(Items from a dataset)
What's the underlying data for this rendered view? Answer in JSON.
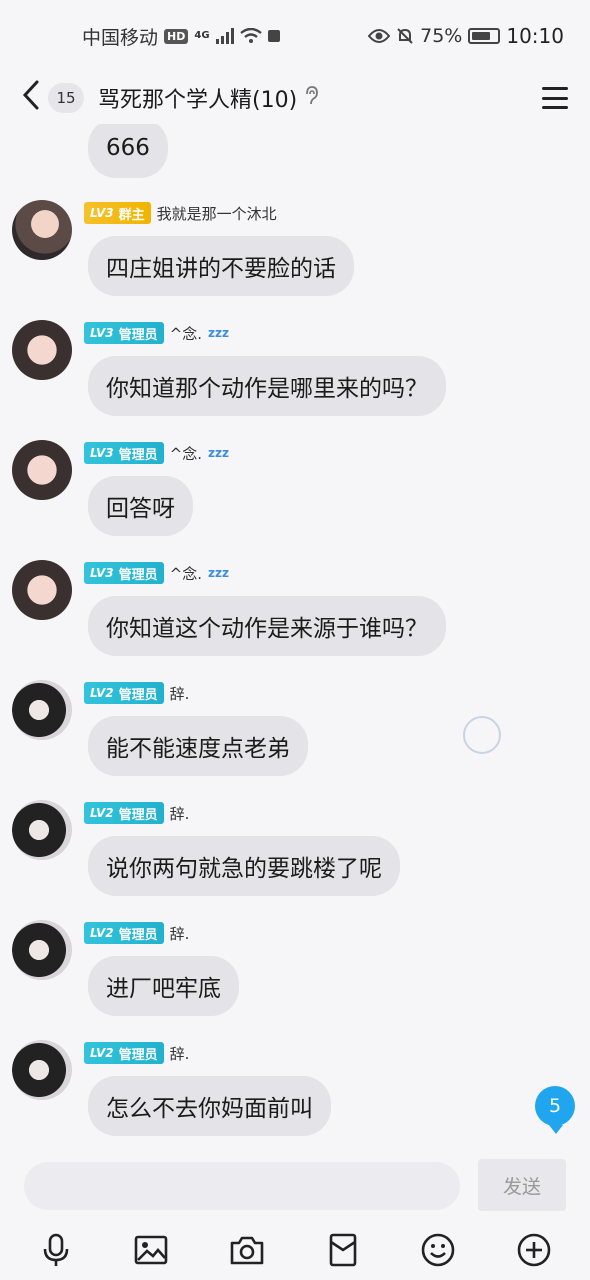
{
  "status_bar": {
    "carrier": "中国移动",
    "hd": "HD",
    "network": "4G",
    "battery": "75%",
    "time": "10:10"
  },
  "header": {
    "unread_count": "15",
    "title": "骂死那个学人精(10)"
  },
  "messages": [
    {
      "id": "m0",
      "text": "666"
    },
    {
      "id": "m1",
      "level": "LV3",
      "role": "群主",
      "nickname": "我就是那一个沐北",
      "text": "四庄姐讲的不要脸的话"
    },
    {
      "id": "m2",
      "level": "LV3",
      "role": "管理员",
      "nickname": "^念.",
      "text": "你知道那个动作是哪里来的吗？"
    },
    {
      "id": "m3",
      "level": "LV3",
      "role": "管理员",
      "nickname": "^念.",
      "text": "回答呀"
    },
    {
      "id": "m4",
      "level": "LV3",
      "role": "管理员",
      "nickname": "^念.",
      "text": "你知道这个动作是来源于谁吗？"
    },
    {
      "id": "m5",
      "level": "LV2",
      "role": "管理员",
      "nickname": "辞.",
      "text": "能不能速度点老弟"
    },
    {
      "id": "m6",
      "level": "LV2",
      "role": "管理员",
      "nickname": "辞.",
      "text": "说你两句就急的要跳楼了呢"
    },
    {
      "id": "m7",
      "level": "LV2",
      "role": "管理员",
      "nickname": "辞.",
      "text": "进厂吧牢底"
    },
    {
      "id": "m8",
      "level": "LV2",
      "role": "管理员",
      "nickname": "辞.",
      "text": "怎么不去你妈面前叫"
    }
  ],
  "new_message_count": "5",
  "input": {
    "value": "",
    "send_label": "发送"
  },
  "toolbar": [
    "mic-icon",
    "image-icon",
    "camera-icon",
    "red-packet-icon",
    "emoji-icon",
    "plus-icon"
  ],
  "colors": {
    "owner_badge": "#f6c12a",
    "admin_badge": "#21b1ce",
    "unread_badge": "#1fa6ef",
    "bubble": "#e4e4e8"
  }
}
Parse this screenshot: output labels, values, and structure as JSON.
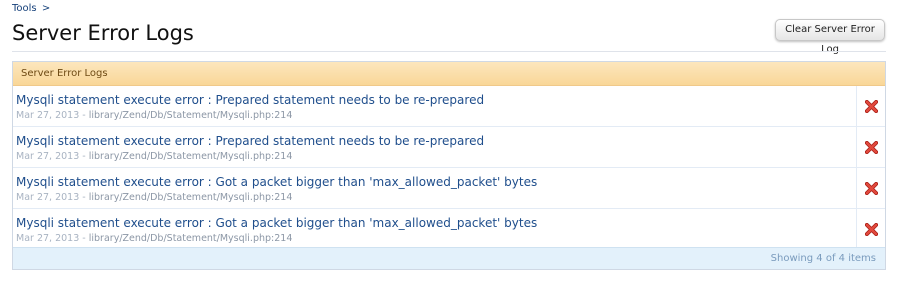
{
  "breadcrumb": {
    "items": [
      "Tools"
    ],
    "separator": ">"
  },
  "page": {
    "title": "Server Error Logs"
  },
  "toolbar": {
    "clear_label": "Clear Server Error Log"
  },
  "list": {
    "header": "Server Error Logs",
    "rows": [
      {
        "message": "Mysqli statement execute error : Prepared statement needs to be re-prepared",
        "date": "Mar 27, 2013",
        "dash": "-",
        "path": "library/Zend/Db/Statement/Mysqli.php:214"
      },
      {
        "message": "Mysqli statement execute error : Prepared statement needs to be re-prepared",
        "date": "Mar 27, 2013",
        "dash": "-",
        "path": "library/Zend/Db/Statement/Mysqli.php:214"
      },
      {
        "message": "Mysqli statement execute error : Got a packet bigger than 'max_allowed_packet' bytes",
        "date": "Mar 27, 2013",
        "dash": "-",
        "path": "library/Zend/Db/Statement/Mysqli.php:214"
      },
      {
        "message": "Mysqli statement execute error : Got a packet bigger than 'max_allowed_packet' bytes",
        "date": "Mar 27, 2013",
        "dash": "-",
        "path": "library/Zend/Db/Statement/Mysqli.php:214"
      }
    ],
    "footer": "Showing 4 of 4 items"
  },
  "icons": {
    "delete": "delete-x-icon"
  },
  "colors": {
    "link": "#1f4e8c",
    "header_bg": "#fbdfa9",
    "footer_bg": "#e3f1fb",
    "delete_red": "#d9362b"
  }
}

Exercise aim
Only the number is wanted: count the lines of the records that hold the word "JSON".

Task response
2